PROBLEM DETAILS
Without the pictures, set down the records below word for word.

DATA TO PROCESS
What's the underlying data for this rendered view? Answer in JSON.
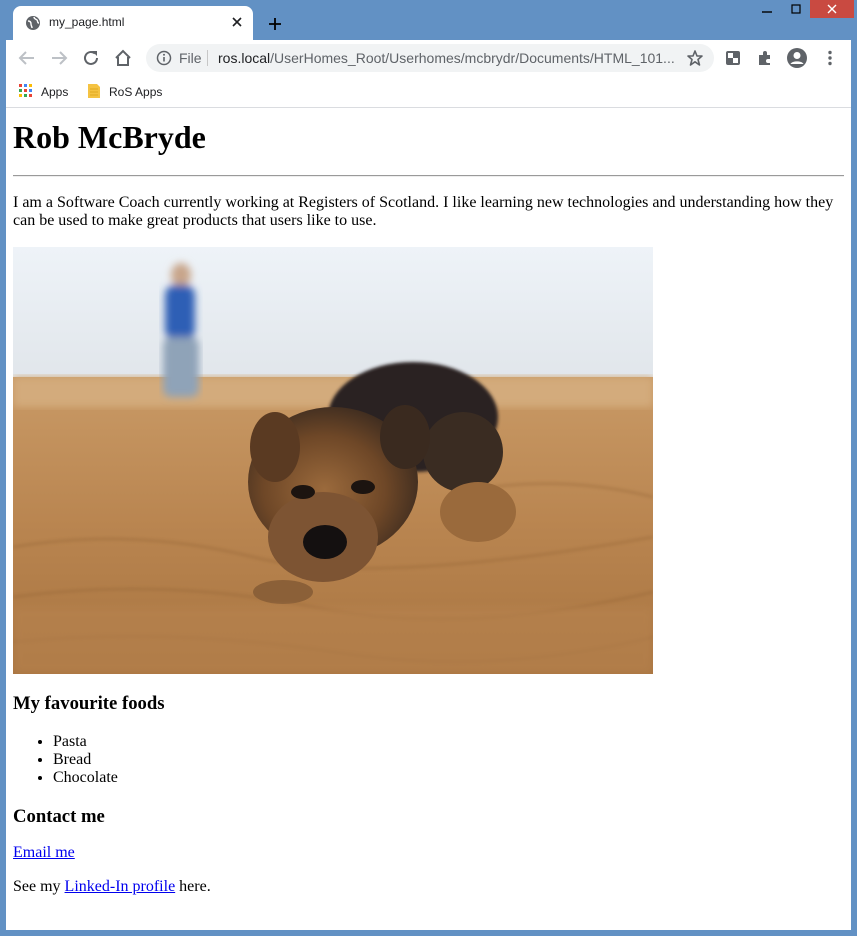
{
  "browser": {
    "tab_title": "my_page.html",
    "omnibox": {
      "scheme_label": "File",
      "host": "ros.local",
      "path": "/UserHomes_Root/Userhomes/mcbrydr/Documents/HTML_101..."
    },
    "bookmarks": [
      {
        "label": "Apps",
        "icon": "apps-grid-icon"
      },
      {
        "label": "RoS Apps",
        "icon": "folder-icon"
      }
    ],
    "colors": {
      "frame": "#6291c4",
      "close": "#c94a41"
    }
  },
  "page": {
    "heading": "Rob McBryde",
    "intro": "I am a Software Coach currently working at Registers of Scotland. I like learning new technologies and understanding how they can be used to make great products that users like to use.",
    "photo_alt": "",
    "foods_heading": "My favourite foods",
    "foods": [
      "Pasta",
      "Bread",
      "Chocolate"
    ],
    "contact_heading": "Contact me",
    "email_link": "Email me",
    "linkedin_prefix": "See my ",
    "linkedin_link": "Linked-In profile",
    "linkedin_suffix": " here."
  }
}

PROBLEM SOLUTION
What's the underlying data for this rendered view? Answer in JSON.
{
  "browser": {
    "tab_title": "my_page.html",
    "omnibox": {
      "scheme_label": "File",
      "host": "ros.local",
      "path": "/UserHomes_Root/Userhomes/mcbrydr/Documents/HTML_101..."
    },
    "bookmarks": [
      {
        "label": "Apps",
        "icon": "apps-grid-icon"
      },
      {
        "label": "RoS Apps",
        "icon": "folder-icon"
      }
    ],
    "colors": {
      "frame": "#6291c4",
      "close": "#c94a41"
    }
  },
  "page": {
    "heading": "Rob McBryde",
    "intro": "I am a Software Coach currently working at Registers of Scotland. I like learning new technologies and understanding how they can be used to make great products that users like to use.",
    "photo_alt": "",
    "foods_heading": "My favourite foods",
    "foods": [
      "Pasta",
      "Bread",
      "Chocolate"
    ],
    "contact_heading": "Contact me",
    "email_link": "Email me",
    "linkedin_prefix": "See my ",
    "linkedin_link": "Linked-In profile",
    "linkedin_suffix": " here."
  }
}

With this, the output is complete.